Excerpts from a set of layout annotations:
-=-=-
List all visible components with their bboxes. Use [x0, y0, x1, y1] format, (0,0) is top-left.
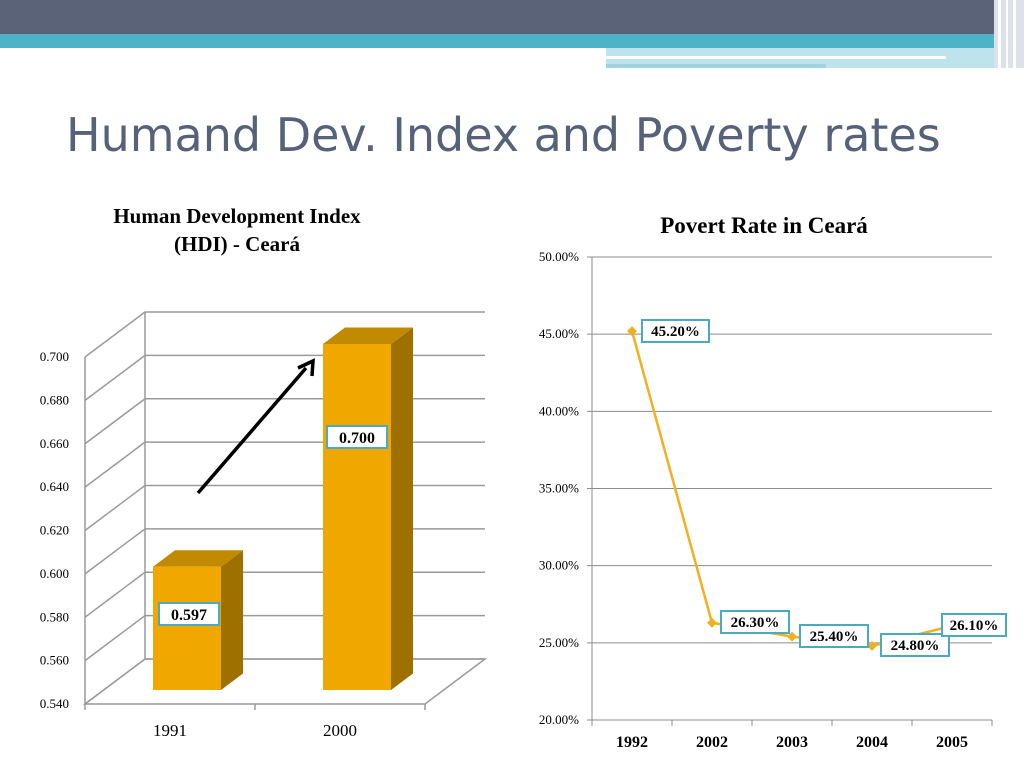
hdi-bar: [323, 344, 391, 690]
annotation-arrow-head: [297, 358, 315, 377]
hdi-bar-top: [153, 550, 243, 567]
poverty-y-tick-label: 45.00%: [539, 326, 579, 341]
hdi-y-tick-label: 0.580: [40, 609, 69, 624]
hdi-data-label: 0.700: [339, 430, 375, 447]
hdi-data-label-box: [158, 602, 220, 626]
poverty-data-point: [707, 617, 717, 628]
poverty-data-label: 45.20%: [651, 324, 700, 340]
hdi-y-tick-label: 0.660: [40, 436, 69, 451]
poverty-data-label-box: [720, 610, 790, 634]
hdi-y-tick-label: 0.560: [40, 653, 69, 668]
poverty-data-label: 26.30%: [731, 615, 780, 631]
poverty-y-tick-label: 25.00%: [539, 635, 579, 650]
hdi-data-label-box: [326, 425, 388, 449]
hdi-bar-top: [323, 327, 413, 344]
hdi-floor: [82, 658, 488, 705]
poverty-data-label: 24.80%: [891, 638, 940, 654]
hdi-chart-title-line-2: (HDI) - Ceará: [174, 232, 300, 256]
hdi-y-tick-label: 0.680: [40, 392, 69, 407]
hdi-y-tick-label: 0.620: [40, 523, 69, 538]
hdi-x-tick-label: 2000: [323, 721, 357, 740]
hdi-chart: Human Development Index (HDI) - Ceará 0.54…: [40, 204, 488, 740]
hdi-x-tick-label: 1991: [153, 721, 187, 740]
annotation-arrow-shaft: [196, 366, 308, 495]
hdi-data-label: 0.597: [171, 607, 207, 624]
poverty-x-tick-label: 2003: [776, 734, 808, 751]
poverty-data-point: [787, 631, 797, 642]
poverty-x-tick-label: 2002: [696, 734, 728, 751]
hdi-bar-side: [391, 327, 413, 690]
poverty-chart-title: Povert Rate in Ceará: [660, 213, 868, 238]
poverty-y-tick-label: 30.00%: [539, 558, 579, 573]
poverty-data-label: 25.40%: [810, 629, 859, 645]
hdi-bar: [153, 566, 221, 690]
poverty-y-tick-label: 20.00%: [539, 712, 579, 727]
slide-title: Humand Dev. Index and Poverty rates: [66, 108, 941, 162]
hdi-chart-title-line-1: Human Development Index: [113, 204, 361, 228]
hdi-y-tick-label: 0.600: [40, 566, 69, 581]
hdi-y-tick-label: 0.540: [40, 696, 69, 711]
poverty-chart: Povert Rate in Ceará 20.00% 25.00% 30.00% 35…: [539, 213, 1007, 751]
poverty-y-tick-label: 50.00%: [539, 249, 579, 264]
hdi-bar-side: [221, 550, 243, 690]
poverty-data-label-box: [880, 633, 950, 657]
poverty-y-tick-label: 35.00%: [539, 481, 579, 496]
poverty-x-tick-label: 2005: [936, 734, 968, 751]
poverty-data-label-box: [641, 319, 710, 343]
hdi-y-tick-label: 0.700: [40, 349, 69, 364]
poverty-x-tick-label: 2004: [856, 734, 888, 751]
hdi-gridline: [84, 311, 485, 358]
poverty-data-point: [867, 640, 877, 651]
poverty-data-point: [627, 326, 637, 337]
poverty-data-label-box: [799, 624, 869, 648]
hdi-y-tick-label: 0.640: [40, 479, 69, 494]
poverty-x-tick-label: 1992: [616, 734, 648, 751]
poverty-y-tick-label: 40.00%: [539, 403, 579, 418]
poverty-data-label-box: [941, 613, 1007, 637]
poverty-data-label: 26.10%: [950, 618, 999, 634]
header-banner: [0, 0, 1024, 68]
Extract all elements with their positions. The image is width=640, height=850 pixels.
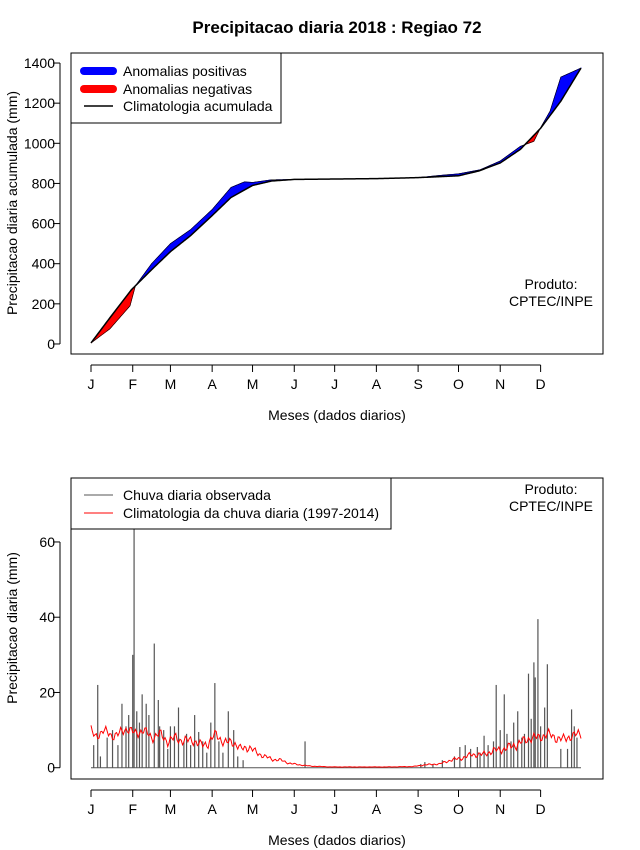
legend: Chuva diaria observada Climatologia da c… (70, 477, 392, 530)
plot-frame (70, 52, 604, 355)
x-tick-label: F (128, 376, 137, 392)
climatology-cumulative-line (90, 67, 582, 344)
x-tick-label: N (495, 801, 505, 817)
x-axis-label: Meses (dados diarios) (268, 407, 406, 423)
legend-box (70, 477, 392, 530)
product-source: CPTEC/INPE (509, 293, 593, 309)
x-tick-label: A (207, 376, 217, 392)
y-tick-label: 200 (32, 296, 56, 312)
x-tick-label: M (165, 801, 177, 817)
x-tick-label: J (331, 801, 338, 817)
daily-chart: 0 20 40 60 J F M A M J J A S O N D Precipitacao diaria… (4, 477, 604, 848)
legend-observed-label: Chuva diaria observada (123, 487, 271, 503)
x-tick-label: D (536, 376, 546, 392)
observed-daily-bars (91, 526, 581, 769)
y-tick-label: 1400 (24, 55, 55, 71)
y-tick-label: 60 (39, 534, 55, 550)
x-tick-label: J (291, 801, 298, 817)
y-axis: 0 20 40 60 (39, 534, 61, 776)
cumulative-chart: 0 200 400 600 800 1000 1200 1400 J F M A M J J A S O N D P… (4, 52, 604, 423)
y-tick-label: 20 (39, 684, 55, 700)
climatology-daily-line (90, 724, 582, 768)
y-tick-label: 1000 (24, 135, 55, 151)
x-tick-label: S (413, 801, 422, 817)
x-tick-label: A (207, 801, 217, 817)
y-tick-label: 0 (47, 336, 55, 352)
y-tick-label: 800 (32, 175, 56, 191)
y-tick-label: 40 (39, 609, 55, 625)
x-tick-label: D (536, 801, 546, 817)
y-axis: 0 200 400 600 800 1000 1200 1400 (24, 55, 61, 352)
x-tick-label: J (88, 376, 95, 392)
y-tick-label: 400 (32, 256, 56, 272)
product-source: CPTEC/INPE (509, 498, 593, 514)
x-tick-label: O (453, 376, 464, 392)
legend-negative-label: Anomalias negativas (123, 81, 252, 97)
y-tick-label: 600 (32, 216, 56, 232)
legend-climatology-label: Climatologia acumulada (123, 98, 273, 114)
x-tick-label: M (247, 376, 259, 392)
x-tick-label: O (453, 801, 464, 817)
x-tick-label: J (88, 801, 95, 817)
x-tick-label: J (331, 376, 338, 392)
x-tick-label: M (247, 801, 259, 817)
y-tick-label: 1200 (24, 95, 55, 111)
y-tick-label: 0 (47, 760, 55, 776)
chart-title: Precipitacao diaria 2018 : Regiao 72 (192, 18, 481, 37)
x-tick-label: M (165, 376, 177, 392)
product-label: Produto: (525, 276, 578, 292)
x-tick-label: A (372, 376, 382, 392)
x-axis-label: Meses (dados diarios) (268, 832, 406, 848)
y-axis-label: Precipitacao diaria acumulada (mm) (4, 91, 20, 315)
legend-climatology-label: Climatologia da chuva diaria (1997-2014) (123, 505, 379, 521)
x-tick-label: J (291, 376, 298, 392)
x-tick-label: N (495, 376, 505, 392)
legend-positive-label: Anomalias positivas (123, 63, 247, 79)
x-tick-label: F (128, 801, 137, 817)
legend: Anomalias positivas Anomalias negativas … (70, 52, 282, 124)
x-tick-label: S (413, 376, 422, 392)
y-axis-label: Precipitacao diaria (mm) (4, 552, 20, 704)
product-label: Produto: (525, 481, 578, 497)
x-tick-label: A (372, 801, 382, 817)
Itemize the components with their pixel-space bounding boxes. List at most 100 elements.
-=-=-
### WORK INSTRUCTIONS
Reproduce the entire listing above line for line, leaving out the pictures.

### FULL OUTPUT
List all visible components with their bboxes. Use [x0, y0, x1, y1] format, (0,0) is top-left.
hdi-bar: [323, 344, 391, 690]
annotation-arrow-head: [297, 358, 315, 377]
hdi-bar-top: [153, 550, 243, 567]
poverty-y-tick-label: 45.00%: [539, 326, 579, 341]
hdi-y-tick-label: 0.580: [40, 609, 69, 624]
hdi-data-label: 0.700: [339, 430, 375, 447]
hdi-data-label-box: [158, 602, 220, 626]
poverty-data-point: [707, 617, 717, 628]
poverty-data-label: 45.20%: [651, 324, 700, 340]
hdi-y-tick-label: 0.660: [40, 436, 69, 451]
poverty-data-label-box: [720, 610, 790, 634]
hdi-y-tick-label: 0.560: [40, 653, 69, 668]
poverty-data-label: 26.30%: [731, 615, 780, 631]
poverty-y-tick-label: 25.00%: [539, 635, 579, 650]
hdi-data-label-box: [326, 425, 388, 449]
hdi-bar-top: [323, 327, 413, 344]
hdi-floor: [82, 658, 488, 705]
poverty-data-label: 24.80%: [891, 638, 940, 654]
hdi-chart-title-line-2: (HDI) - Ceará: [174, 232, 300, 256]
hdi-y-tick-label: 0.680: [40, 392, 69, 407]
hdi-y-tick-label: 0.620: [40, 523, 69, 538]
hdi-x-tick-label: 2000: [323, 721, 357, 740]
hdi-chart: Human Development Index (HDI) - Ceará 0.54…: [40, 204, 488, 740]
hdi-x-tick-label: 1991: [153, 721, 187, 740]
annotation-arrow-shaft: [196, 366, 308, 495]
hdi-data-label: 0.597: [171, 607, 207, 624]
poverty-x-tick-label: 2003: [776, 734, 808, 751]
poverty-data-point: [787, 631, 797, 642]
poverty-x-tick-label: 2002: [696, 734, 728, 751]
hdi-bar-side: [391, 327, 413, 690]
poverty-chart-title: Povert Rate in Ceará: [660, 213, 868, 238]
poverty-y-tick-label: 30.00%: [539, 558, 579, 573]
poverty-data-label: 25.40%: [810, 629, 859, 645]
hdi-bar: [153, 566, 221, 690]
poverty-y-tick-label: 20.00%: [539, 712, 579, 727]
slide-title: Humand Dev. Index and Poverty rates: [66, 108, 941, 162]
hdi-chart-title-line-1: Human Development Index: [113, 204, 361, 228]
hdi-y-tick-label: 0.600: [40, 566, 69, 581]
hdi-y-tick-label: 0.540: [40, 696, 69, 711]
poverty-chart: Povert Rate in Ceará 20.00% 25.00% 30.00% 35…: [539, 213, 1007, 751]
poverty-y-tick-label: 50.00%: [539, 249, 579, 264]
hdi-bar-side: [221, 550, 243, 690]
poverty-data-label-box: [880, 633, 950, 657]
poverty-y-tick-label: 35.00%: [539, 481, 579, 496]
poverty-x-tick-label: 2005: [936, 734, 968, 751]
poverty-data-label-box: [641, 319, 710, 343]
hdi-y-tick-label: 0.700: [40, 349, 69, 364]
poverty-x-tick-label: 2004: [856, 734, 888, 751]
hdi-gridline: [84, 311, 485, 358]
poverty-data-point: [867, 640, 877, 651]
poverty-data-point: [627, 326, 637, 337]
poverty-data-label-box: [799, 624, 869, 648]
hdi-y-tick-label: 0.640: [40, 479, 69, 494]
poverty-x-tick-label: 1992: [616, 734, 648, 751]
poverty-y-tick-label: 40.00%: [539, 403, 579, 418]
poverty-data-label-box: [941, 613, 1007, 637]
poverty-data-label: 26.10%: [950, 618, 999, 634]
header-banner: [0, 0, 1024, 68]
Extract all elements with their positions. The image is width=640, height=850 pixels.
legend: Chuva diaria observada Climatologia da c… (70, 477, 392, 530)
plot-frame (70, 52, 604, 355)
x-tick-label: F (128, 376, 137, 392)
climatology-cumulative-line (90, 67, 582, 344)
x-tick-label: N (495, 801, 505, 817)
x-axis-label: Meses (dados diarios) (268, 407, 406, 423)
legend-box (70, 477, 392, 530)
product-source: CPTEC/INPE (509, 293, 593, 309)
x-tick-label: A (207, 376, 217, 392)
y-tick-label: 200 (32, 296, 56, 312)
x-tick-label: M (165, 801, 177, 817)
x-tick-label: J (331, 801, 338, 817)
daily-chart: 0 20 40 60 J F M A M J J A S O N D Precipitacao diaria… (4, 477, 604, 848)
legend-observed-label: Chuva diaria observada (123, 487, 271, 503)
x-tick-label: D (536, 376, 546, 392)
observed-daily-bars (91, 526, 581, 769)
y-tick-label: 1400 (24, 55, 55, 71)
y-tick-label: 60 (39, 534, 55, 550)
x-tick-label: J (291, 801, 298, 817)
y-axis: 0 20 40 60 (39, 534, 61, 776)
cumulative-chart: 0 200 400 600 800 1000 1200 1400 J F M A M J J A S O N D P… (4, 52, 604, 423)
y-tick-label: 20 (39, 684, 55, 700)
climatology-daily-line (90, 724, 582, 768)
y-tick-label: 1000 (24, 135, 55, 151)
x-tick-label: S (413, 801, 422, 817)
x-tick-label: A (207, 801, 217, 817)
y-tick-label: 0 (47, 336, 55, 352)
y-tick-label: 800 (32, 175, 56, 191)
y-tick-label: 40 (39, 609, 55, 625)
x-tick-label: D (536, 801, 546, 817)
y-axis: 0 200 400 600 800 1000 1200 1400 (24, 55, 61, 352)
x-tick-label: J (88, 376, 95, 392)
y-tick-label: 400 (32, 256, 56, 272)
product-source: CPTEC/INPE (509, 498, 593, 514)
x-tick-label: O (453, 376, 464, 392)
legend-negative-label: Anomalias negativas (123, 81, 252, 97)
y-tick-label: 600 (32, 216, 56, 232)
legend-climatology-label: Climatologia acumulada (123, 98, 273, 114)
x-tick-label: M (247, 376, 259, 392)
x-tick-label: O (453, 801, 464, 817)
x-tick-label: J (88, 801, 95, 817)
x-tick-label: J (331, 376, 338, 392)
x-tick-label: M (247, 801, 259, 817)
y-tick-label: 1200 (24, 95, 55, 111)
y-tick-label: 0 (47, 760, 55, 776)
chart-title: Precipitacao diaria 2018 : Regiao 72 (192, 18, 481, 37)
x-tick-label: M (165, 376, 177, 392)
product-label: Produto: (525, 276, 578, 292)
x-tick-label: A (372, 376, 382, 392)
x-axis-label: Meses (dados diarios) (268, 832, 406, 848)
y-axis-label: Precipitacao diaria acumulada (mm) (4, 91, 20, 315)
legend-climatology-label: Climatologia da chuva diaria (1997-2014) (123, 505, 379, 521)
x-tick-label: J (291, 376, 298, 392)
x-tick-label: N (495, 376, 505, 392)
legend-positive-label: Anomalias positivas (123, 63, 247, 79)
x-tick-label: F (128, 801, 137, 817)
legend: Anomalias positivas Anomalias negativas … (70, 52, 282, 124)
x-tick-label: S (413, 376, 422, 392)
y-axis-label: Precipitacao diaria (mm) (4, 552, 20, 704)
product-label: Produto: (525, 481, 578, 497)
x-tick-label: A (372, 801, 382, 817)
Itemize the components with their pixel-space bounding boxes. List at most 100 elements.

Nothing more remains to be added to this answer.